Quellenauszug
__________

# Radfahrer Umkreis Paderborn/Bielefeld gesucht



## IIII (16. April 2018)

Hallo zusammen,

Ich wohne in Paderborn und suche Leute die Bock auf gemeinsame Enduro Runden oder Bikepark Besuche haben.

Ich bin 29 Jahre  alt, Student und fahre seid meinem 14ten Lebensjahr Fahrrad^^. 

Meldet euch wenn ihr euch angesprochen fühlt .

Gruß,
Sebastian


----------



## IIII (19. Mai 2018)

Fühlt sich niemand angesprochen oder gibt es tatsächlich keine Radfahrer in der Umgebung? ;-)


----------



## MTB-News.de




----------



## Über (30. Mai 2018)

Hallo Sebastian,

in Schlangen gibt es einen Treff, immer sonntags und feiertags um 10:00h vor der Gaststätte "Zur Rose".
In der Regel teilt sich das Ganze in drei gruppen auf:
Rennradler, Waldautobahner und Trail-Gruppe.

Selbst bin ich auch regelmäßig sonntags dort.
Kannst bei Interesse gerne mal vorbeikommen. Richtung Velmerstot und in den Wäldern dazwischen gibt es so mach schönen Trail.

Gruß
Über


----------



## agadir (15. Juni 2018)

Hallo,
Bad Driburg (Sonntags 10 Uhr, Parkplatz Dringenberger Str. 22) oder Samstags in Borchen.
Allerdings alles eher Touren/Trail.
CU
Stephan


----------



## IIII (16. Juni 2018)

Über schrieb:


> Hallo Sebastian,
> 
> in Schlangen gibt es einen Treff, immer sonntags und feiertags um 10:00h vor der Gaststätte "Zur Rose".
> In der Regel teilt sich das Ganze in drei gruppen auf:
> ...


Findet das echt jede Woche statt?
Für mich wäre es doof wenn ich nur Waldautobahnen radeln müsste. 
Ansonsten klingt das aber ganz gut


----------



## Über (20. Juni 2018)

Hi
Ja, ist jede Woche.
Wieviele Leute aus was für Gruppen aufschlagen ist aber unterschiedlich.
Sonn Tag in 7 Tagen, also am 01sten bin ich dort auch wieder am Start. Können uns gerne dort mal treffen.

Gruß
Über


----------



## IIII (21. Juni 2018)

Das klingt gut, ich habe mir das Datum mal notiert.


----------



## Ellavo (20. Juli 2019)

Hallo zusammen,

ich hab mir vor kurzem auch endlich ein MTB zugelegt und bin nun auf der Suche nach Trails rund um Paderborn. Für Besuche in Bikeparks bin ich ebenfalls offen. 

Gibt es die wöchentlichen Treffen in Schlangen noch?

__________

Dargestellte Daten
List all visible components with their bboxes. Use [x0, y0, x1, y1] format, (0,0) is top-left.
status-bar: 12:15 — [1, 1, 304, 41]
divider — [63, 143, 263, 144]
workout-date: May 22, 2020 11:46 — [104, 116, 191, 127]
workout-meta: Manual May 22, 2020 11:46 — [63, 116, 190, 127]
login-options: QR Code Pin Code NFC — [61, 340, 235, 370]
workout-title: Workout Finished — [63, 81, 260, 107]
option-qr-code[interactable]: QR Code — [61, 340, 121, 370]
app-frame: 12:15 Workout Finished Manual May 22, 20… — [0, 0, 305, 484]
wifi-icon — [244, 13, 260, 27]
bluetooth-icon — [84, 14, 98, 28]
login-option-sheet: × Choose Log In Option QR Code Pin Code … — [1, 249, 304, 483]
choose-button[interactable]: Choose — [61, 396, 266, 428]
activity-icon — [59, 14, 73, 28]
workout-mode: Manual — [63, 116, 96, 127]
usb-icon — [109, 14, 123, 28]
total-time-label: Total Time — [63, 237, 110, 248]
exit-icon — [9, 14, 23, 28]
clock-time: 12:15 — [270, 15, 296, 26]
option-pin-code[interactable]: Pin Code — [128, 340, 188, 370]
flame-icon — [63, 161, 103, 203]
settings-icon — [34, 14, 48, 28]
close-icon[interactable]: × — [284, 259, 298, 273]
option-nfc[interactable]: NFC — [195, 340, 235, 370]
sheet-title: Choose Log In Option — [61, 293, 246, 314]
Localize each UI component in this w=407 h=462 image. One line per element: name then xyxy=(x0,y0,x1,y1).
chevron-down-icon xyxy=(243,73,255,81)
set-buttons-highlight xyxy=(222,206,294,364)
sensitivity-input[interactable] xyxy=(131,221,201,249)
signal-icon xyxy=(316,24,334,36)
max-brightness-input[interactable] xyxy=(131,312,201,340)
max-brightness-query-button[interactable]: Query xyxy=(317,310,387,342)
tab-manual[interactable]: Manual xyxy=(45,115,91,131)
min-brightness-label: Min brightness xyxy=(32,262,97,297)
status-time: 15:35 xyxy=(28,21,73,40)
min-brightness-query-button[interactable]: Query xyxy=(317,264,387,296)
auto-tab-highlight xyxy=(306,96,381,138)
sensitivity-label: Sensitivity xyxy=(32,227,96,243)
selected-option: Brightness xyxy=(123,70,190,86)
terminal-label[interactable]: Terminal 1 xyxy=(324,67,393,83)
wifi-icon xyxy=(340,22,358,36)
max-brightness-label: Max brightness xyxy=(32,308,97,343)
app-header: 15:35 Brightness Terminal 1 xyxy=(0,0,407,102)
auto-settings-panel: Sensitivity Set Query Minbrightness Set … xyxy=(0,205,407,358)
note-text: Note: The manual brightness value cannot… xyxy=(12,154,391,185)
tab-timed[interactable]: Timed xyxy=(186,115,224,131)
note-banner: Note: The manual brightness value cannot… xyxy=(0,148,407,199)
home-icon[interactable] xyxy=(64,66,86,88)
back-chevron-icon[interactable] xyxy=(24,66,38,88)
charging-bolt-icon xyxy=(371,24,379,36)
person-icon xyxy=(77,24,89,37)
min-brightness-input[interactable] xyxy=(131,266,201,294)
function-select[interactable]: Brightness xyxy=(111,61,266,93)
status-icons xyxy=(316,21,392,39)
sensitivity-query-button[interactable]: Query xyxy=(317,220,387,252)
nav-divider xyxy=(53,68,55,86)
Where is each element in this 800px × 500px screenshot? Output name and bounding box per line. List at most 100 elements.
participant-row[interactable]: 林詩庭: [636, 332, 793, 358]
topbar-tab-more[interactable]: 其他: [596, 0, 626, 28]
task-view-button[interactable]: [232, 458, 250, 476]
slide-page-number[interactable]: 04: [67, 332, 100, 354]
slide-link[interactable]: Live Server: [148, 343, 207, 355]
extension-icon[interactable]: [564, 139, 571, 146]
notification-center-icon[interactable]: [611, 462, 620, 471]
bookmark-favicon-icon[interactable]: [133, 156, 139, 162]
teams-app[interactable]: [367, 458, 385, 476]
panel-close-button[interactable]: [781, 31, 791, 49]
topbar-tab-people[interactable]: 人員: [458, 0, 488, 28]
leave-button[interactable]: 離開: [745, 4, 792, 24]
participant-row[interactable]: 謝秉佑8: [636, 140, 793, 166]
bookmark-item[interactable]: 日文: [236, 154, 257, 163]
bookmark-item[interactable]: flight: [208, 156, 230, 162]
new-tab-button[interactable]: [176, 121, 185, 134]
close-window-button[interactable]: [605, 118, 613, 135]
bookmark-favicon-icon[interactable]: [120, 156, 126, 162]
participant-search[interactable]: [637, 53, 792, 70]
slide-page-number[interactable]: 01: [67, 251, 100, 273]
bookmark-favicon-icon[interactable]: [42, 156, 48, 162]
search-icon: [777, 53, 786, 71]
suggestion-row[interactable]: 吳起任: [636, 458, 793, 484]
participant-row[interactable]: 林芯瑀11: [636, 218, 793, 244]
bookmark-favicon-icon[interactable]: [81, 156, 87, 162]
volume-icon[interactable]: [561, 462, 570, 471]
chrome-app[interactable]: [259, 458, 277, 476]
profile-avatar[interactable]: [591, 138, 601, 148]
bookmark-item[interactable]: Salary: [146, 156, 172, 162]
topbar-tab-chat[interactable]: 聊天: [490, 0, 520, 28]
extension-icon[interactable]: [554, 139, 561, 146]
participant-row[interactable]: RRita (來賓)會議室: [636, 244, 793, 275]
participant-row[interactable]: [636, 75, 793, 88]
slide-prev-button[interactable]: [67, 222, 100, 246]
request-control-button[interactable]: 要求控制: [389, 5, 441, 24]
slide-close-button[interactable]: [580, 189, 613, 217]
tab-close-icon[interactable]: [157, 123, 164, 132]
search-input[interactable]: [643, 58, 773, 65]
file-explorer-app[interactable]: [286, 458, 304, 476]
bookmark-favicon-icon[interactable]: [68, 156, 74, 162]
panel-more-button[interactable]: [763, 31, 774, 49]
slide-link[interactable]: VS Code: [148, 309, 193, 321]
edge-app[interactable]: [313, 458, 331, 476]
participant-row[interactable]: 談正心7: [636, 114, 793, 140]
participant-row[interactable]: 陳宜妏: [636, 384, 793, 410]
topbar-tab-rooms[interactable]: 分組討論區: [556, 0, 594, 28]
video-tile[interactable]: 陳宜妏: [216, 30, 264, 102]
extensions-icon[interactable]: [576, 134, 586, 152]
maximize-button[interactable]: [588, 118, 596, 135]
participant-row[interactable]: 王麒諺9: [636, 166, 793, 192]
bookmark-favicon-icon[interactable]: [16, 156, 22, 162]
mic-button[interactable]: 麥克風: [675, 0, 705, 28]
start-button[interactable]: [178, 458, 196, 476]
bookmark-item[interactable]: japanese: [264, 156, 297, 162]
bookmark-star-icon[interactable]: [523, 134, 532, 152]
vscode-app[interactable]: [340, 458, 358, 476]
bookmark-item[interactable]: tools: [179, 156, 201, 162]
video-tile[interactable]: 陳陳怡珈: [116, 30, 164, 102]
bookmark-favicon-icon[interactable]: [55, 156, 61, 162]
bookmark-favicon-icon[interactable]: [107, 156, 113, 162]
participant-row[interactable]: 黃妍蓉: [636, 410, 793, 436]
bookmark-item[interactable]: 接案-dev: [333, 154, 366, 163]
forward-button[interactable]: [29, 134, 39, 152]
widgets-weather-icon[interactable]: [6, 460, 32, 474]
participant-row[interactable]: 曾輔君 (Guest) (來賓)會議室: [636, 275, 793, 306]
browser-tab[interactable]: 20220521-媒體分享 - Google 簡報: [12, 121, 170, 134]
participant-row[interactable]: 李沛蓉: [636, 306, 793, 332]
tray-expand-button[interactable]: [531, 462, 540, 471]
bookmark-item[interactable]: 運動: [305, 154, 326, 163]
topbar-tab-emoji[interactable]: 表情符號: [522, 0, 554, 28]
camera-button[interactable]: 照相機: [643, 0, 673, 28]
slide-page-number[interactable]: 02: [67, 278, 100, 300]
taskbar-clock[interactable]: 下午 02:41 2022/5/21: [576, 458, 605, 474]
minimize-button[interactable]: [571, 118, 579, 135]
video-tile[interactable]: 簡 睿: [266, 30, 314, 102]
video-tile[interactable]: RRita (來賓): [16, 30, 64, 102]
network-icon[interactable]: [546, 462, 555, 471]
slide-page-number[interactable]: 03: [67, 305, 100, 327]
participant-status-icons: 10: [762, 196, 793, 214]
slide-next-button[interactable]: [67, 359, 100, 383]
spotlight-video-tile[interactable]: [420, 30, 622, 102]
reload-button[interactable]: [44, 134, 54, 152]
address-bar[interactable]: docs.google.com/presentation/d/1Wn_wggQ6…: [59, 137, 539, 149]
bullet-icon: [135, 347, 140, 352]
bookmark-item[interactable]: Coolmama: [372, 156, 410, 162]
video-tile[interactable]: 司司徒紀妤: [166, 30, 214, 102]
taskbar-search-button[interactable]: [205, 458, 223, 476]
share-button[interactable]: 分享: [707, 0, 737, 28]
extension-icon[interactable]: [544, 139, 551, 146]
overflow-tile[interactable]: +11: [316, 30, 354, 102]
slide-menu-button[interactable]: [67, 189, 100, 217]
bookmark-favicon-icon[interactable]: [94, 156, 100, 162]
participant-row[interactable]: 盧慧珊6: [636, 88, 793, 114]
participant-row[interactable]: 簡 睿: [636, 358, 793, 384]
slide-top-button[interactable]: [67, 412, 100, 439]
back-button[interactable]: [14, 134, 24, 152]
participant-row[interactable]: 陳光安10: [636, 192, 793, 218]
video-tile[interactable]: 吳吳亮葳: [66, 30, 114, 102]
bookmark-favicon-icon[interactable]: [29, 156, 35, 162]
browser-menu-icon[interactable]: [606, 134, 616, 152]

__________

Aufgabenstellung
A – Fassen Sie den Forenthread zur Suche nach Radfahrern um Paderborn in drei Sätzen zusammen.
B – Setzen Sie den Forenthread zur Suche nach Radfahrern um Paderborn im Anschluss an seinen letzten Beitrag fort.
Die Einträge sind hierfür ohne Belang.

Antworten
A – Ein 29-jähriger Student aus Paderborn sucht Mitfahrer für gemeinsame Enduro-Runden und Bikepark-Besuche. Ein Nutzer verweist auf einen wöchentlichen Treff in Schlangen, der sonntags und feiertags um 10 Uhr vor der Gaststätte „Zur Rose“ stattfindet und sich meist in Rennradler, Waldautobahner und eine Trail-Gruppe aufteilt, während ein anderer Ausfahrten in Bad Driburg und Borchen nennt. Im Juli 2019 erkundigt sich ein neuer MTB-Besitzer nach Trails rund um Paderborn und fragt, ob es die Treffen in Schlangen noch gibt.

B –
Bin für jeden Tipp dankbar! 

LG,
Valentin


----------



## Über (21. Juli 2019)

Hallo Valentin

Ja, die gibt es noch.
Sonntags um 10:00 und mittwochs um 18:00 Uhr. (Jeweils Abfahrt)

Wer sich trifft und was gefahren wird ist sehr unterschiedlich. RR, MTB von fast jung bis eher älter... einfach mal hin und mitfahren.
In der Regel wird dann in drei Gruppen gefahren. Einmal die Rennradler und dann zwei MTB-Gruppen.
Da du Anfänger bist (so habe ich dich verstanden) bietet sich der Treff ganz gut an.
Neben den Vereinsmitglieder sind auch häufig einige Nichtmitglieder dabei.

Grüße
Über


----------



## Speci_kenevo (25. Juli 2019)

Moin, gibts bei den Touren in Schlangen auch eine e-MTB Gruppe?


----------



## Über (25. Juli 2019)

Eine separate Gruppe nicht - aber ein paar Leute mit eMTB ;-)


----------



## MTB-News.de




----------



## mixer1990 (23. September 2019)

Moin Moin, 
vielleicht ein bisschen spät, aber suche auch Leute für Touren oder Parks, allerdings bin ich Anfänger. 
Wenn ihr Bock habt zusammen zu üben oder mir zu helfen würde ich mich sehr freuen ☺️
Vg Max


----------



## Bike-FaN (20. Oktober 2020)

Moin,
ich wohne auch in Paderborn und bin immer auf der Suche nach neuen Trails und Gleichgesinnten auf zwei Rädern. Findet der Treff in Schlangen auch im Herbst / Winter statt? Ist das zufällig der MSC Schlangen der da Fährt?
Viele Grüße
Julian


----------



## Über (20. Oktober 2020)

Bike-FaN schrieb:


> Moin,
> ich wohne auch in Paderborn und bin immer auf der Suche nach neuen Trails und Gleichgesinnten auf zwei Rädern. Findet der Treff in Schlangen auch im Herbst / Winter statt? Ist das zufällig der MSC Schlangen der da Fährt?
> Viele Grüße
> Julian



Hallo Julian,
Ja genau und ja, findet statt. War selbst aber schon ne Zeit nicht mehr dort.


----------



## Bike-FaN (20. Oktober 2020)

Na das klingt doch gut, vielen Dank für die Info.
Dann werde ich da mal vorbei schauen, im MSC Schlangen bin ich tatsächlich sogar Mitglied, noch aus meiner aktiven Motorradzeit.


----------



## AlexPB (16. November 2020)

Hey, ich komme auch aus Paderborn. Fahre ca alle zwei bis drei Tage. Am Wochenende auch mal gerne weiter weg und in Bikeparks.


----------



## Bike-FaN (16. November 2020)

Hey Alex,

das klingt doch vielversprechend, ich versuche eigentlich auch so zwei bis dreimal pro Woche aufs Rad zu kommen. Wo und wie fährst du denn so unter der Woche meist? 

Viele Grüße
Julian


----------



## MTB-News.de




----------



## AlexPB (16. November 2020)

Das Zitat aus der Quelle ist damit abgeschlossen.